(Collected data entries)
----------------------------------------
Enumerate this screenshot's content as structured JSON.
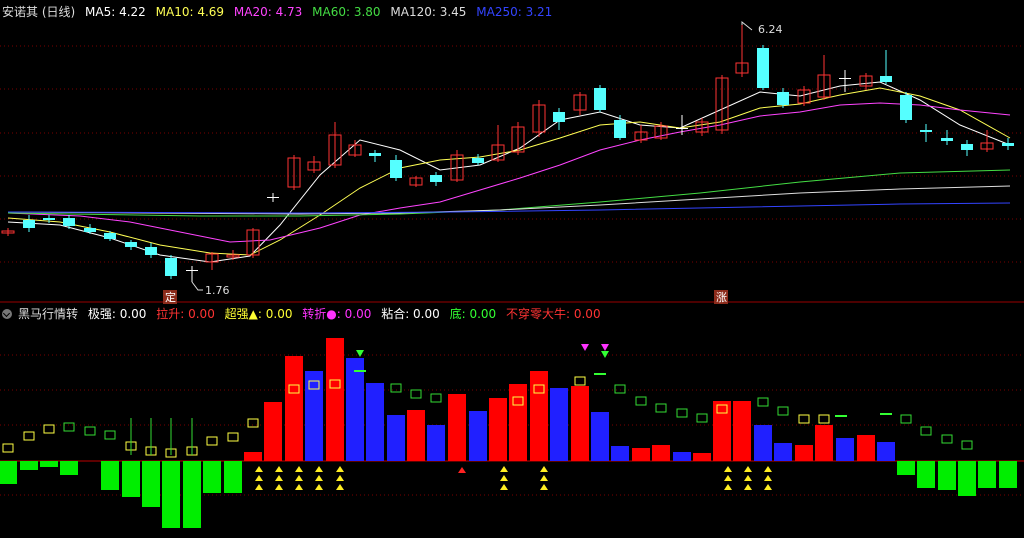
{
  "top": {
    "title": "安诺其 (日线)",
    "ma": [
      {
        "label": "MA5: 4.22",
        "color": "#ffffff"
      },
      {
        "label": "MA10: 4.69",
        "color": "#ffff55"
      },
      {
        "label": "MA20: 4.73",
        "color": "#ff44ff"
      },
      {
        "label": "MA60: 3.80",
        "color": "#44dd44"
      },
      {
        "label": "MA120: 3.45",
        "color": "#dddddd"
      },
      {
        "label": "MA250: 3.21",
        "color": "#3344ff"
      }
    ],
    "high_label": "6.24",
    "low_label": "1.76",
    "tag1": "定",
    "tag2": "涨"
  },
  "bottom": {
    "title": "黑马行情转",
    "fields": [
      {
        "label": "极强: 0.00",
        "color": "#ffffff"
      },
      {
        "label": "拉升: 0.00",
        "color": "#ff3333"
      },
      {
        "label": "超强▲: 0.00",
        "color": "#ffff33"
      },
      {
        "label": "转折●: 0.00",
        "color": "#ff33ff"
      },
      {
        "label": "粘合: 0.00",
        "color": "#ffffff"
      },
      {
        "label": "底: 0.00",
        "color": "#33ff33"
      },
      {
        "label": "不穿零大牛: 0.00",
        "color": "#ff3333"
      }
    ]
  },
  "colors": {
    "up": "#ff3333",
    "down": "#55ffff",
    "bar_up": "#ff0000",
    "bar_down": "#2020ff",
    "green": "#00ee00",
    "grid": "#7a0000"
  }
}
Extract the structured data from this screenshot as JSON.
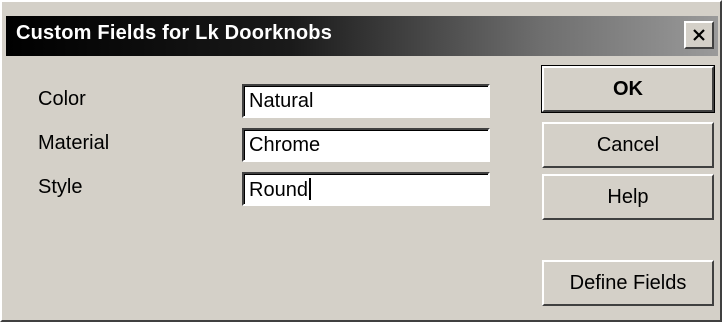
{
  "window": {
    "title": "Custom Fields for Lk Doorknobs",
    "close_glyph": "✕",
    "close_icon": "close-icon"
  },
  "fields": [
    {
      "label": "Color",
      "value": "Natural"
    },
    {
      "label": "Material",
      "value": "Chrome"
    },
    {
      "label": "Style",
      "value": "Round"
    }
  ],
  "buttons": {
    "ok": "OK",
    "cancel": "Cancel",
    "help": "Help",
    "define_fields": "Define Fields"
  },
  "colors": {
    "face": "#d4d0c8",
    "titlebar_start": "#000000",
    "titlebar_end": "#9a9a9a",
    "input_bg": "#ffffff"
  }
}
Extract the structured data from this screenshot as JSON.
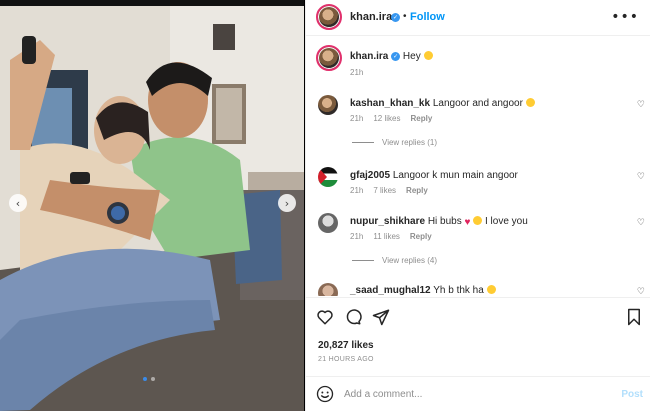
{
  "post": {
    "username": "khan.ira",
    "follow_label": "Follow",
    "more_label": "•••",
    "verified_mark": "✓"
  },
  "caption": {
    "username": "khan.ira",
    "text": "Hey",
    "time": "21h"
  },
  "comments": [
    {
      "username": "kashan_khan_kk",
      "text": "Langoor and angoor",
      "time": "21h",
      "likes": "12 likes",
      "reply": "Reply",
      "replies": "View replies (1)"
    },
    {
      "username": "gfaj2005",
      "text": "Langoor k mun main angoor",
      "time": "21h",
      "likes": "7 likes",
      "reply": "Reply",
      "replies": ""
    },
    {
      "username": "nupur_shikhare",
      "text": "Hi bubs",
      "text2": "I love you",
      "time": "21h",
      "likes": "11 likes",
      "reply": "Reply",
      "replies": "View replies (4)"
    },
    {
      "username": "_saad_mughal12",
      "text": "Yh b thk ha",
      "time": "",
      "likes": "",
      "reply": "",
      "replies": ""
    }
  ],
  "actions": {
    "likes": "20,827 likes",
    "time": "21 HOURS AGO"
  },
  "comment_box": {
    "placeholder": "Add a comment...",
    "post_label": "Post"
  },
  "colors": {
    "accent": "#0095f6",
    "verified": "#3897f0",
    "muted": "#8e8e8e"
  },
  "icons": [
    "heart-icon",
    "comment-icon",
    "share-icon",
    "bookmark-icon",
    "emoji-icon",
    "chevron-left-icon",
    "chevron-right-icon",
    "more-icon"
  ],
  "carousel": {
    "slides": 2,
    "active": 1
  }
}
----------------------------------------
* **Goal**:
Repeat the data in full and exactly. Omit pictures.

* **Written response**:
Enumerate this screenshot's content as structured JSON.
{
  "top": {
    "title": "安诺其 (日线)",
    "ma": [
      {
        "label": "MA5: 4.22",
        "color": "#ffffff"
      },
      {
        "label": "MA10: 4.69",
        "color": "#ffff55"
      },
      {
        "label": "MA20: 4.73",
        "color": "#ff44ff"
      },
      {
        "label": "MA60: 3.80",
        "color": "#44dd44"
      },
      {
        "label": "MA120: 3.45",
        "color": "#dddddd"
      },
      {
        "label": "MA250: 3.21",
        "color": "#3344ff"
      }
    ],
    "high_label": "6.24",
    "low_label": "1.76",
    "tag1": "定",
    "tag2": "涨"
  },
  "bottom": {
    "title": "黑马行情转",
    "fields": [
      {
        "label": "极强: 0.00",
        "color": "#ffffff"
      },
      {
        "label": "拉升: 0.00",
        "color": "#ff3333"
      },
      {
        "label": "超强▲: 0.00",
        "color": "#ffff33"
      },
      {
        "label": "转折●: 0.00",
        "color": "#ff33ff"
      },
      {
        "label": "粘合: 0.00",
        "color": "#ffffff"
      },
      {
        "label": "底: 0.00",
        "color": "#33ff33"
      },
      {
        "label": "不穿零大牛: 0.00",
        "color": "#ff3333"
      }
    ]
  },
  "colors": {
    "up": "#ff3333",
    "down": "#55ffff",
    "bar_up": "#ff0000",
    "bar_down": "#2020ff",
    "green": "#00ee00",
    "grid": "#7a0000"
  }
}
Extract the structured data from this screenshot as JSON.
{
  "window": {
    "title": "Custom Fields for Lk Doorknobs",
    "close_glyph": "✕",
    "close_icon": "close-icon"
  },
  "fields": [
    {
      "label": "Color",
      "value": "Natural"
    },
    {
      "label": "Material",
      "value": "Chrome"
    },
    {
      "label": "Style",
      "value": "Round"
    }
  ],
  "buttons": {
    "ok": "OK",
    "cancel": "Cancel",
    "help": "Help",
    "define_fields": "Define Fields"
  },
  "colors": {
    "face": "#d4d0c8",
    "titlebar_start": "#000000",
    "titlebar_end": "#9a9a9a",
    "input_bg": "#ffffff"
  }
}
Extract the structured data from this screenshot as JSON.
{
  "post": {
    "username": "khan.ira",
    "follow_label": "Follow",
    "more_label": "•••",
    "verified_mark": "✓"
  },
  "caption": {
    "username": "khan.ira",
    "text": "Hey",
    "time": "21h"
  },
  "comments": [
    {
      "username": "kashan_khan_kk",
      "text": "Langoor and angoor",
      "time": "21h",
      "likes": "12 likes",
      "reply": "Reply",
      "replies": "View replies (1)"
    },
    {
      "username": "gfaj2005",
      "text": "Langoor k mun main angoor",
      "time": "21h",
      "likes": "7 likes",
      "reply": "Reply",
      "replies": ""
    },
    {
      "username": "nupur_shikhare",
      "text": "Hi bubs",
      "text2": "I love you",
      "time": "21h",
      "likes": "11 likes",
      "reply": "Reply",
      "replies": "View replies (4)"
    },
    {
      "username": "_saad_mughal12",
      "text": "Yh b thk ha",
      "time": "",
      "likes": "",
      "reply": "",
      "replies": ""
    }
  ],
  "actions": {
    "likes": "20,827 likes",
    "time": "21 HOURS AGO"
  },
  "comment_box": {
    "placeholder": "Add a comment...",
    "post_label": "Post"
  },
  "colors": {
    "accent": "#0095f6",
    "verified": "#3897f0",
    "muted": "#8e8e8e"
  },
  "icons": [
    "heart-icon",
    "comment-icon",
    "share-icon",
    "bookmark-icon",
    "emoji-icon",
    "chevron-left-icon",
    "chevron-right-icon",
    "more-icon"
  ],
  "carousel": {
    "slides": 2,
    "active": 1
  }
}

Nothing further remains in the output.